Dataset items
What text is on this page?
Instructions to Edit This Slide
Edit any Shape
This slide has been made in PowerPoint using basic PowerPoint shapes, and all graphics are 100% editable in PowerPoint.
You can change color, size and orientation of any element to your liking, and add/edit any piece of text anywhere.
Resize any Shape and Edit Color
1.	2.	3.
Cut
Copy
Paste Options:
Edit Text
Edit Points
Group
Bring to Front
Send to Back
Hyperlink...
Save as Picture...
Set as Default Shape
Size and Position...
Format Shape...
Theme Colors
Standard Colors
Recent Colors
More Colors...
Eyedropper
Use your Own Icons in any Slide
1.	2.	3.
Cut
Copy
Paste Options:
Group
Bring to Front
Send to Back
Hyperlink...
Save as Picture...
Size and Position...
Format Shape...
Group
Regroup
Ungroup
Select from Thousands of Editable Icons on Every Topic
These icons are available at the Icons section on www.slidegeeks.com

# DIRECTIONS FOR THIS TASK
Word for word, write out all of the data above.

# RESULT OF THE TASK
What text is on this page?
Instructions to Edit This Slide
Edit any Shape
This slide has been made in PowerPoint using basic PowerPoint shapes, and all graphics are 100% editable in PowerPoint.
You can change color, size and orientation of any element to your liking, and add/edit any piece of text anywhere.
Resize any Shape and Edit Color
1.	2.	3.
Cut
Copy
Paste Options:
Edit Text
Edit Points
Group
Bring to Front
Send to Back
Hyperlink...
Save as Picture...
Set as Default Shape
Size and Position...
Format Shape...
Theme Colors
Standard Colors
Recent Colors
More Colors...
Eyedropper
Use your Own Icons in any Slide
1.	2.	3.
Cut
Copy
Paste Options:
Group
Bring to Front
Send to Back
Hyperlink...
Save as Picture...
Size and Position...
Format Shape...
Group
Regroup
Ungroup
Select from Thousands of Editable Icons on Every Topic
These icons are available at the Icons section on www.slidegeeks.com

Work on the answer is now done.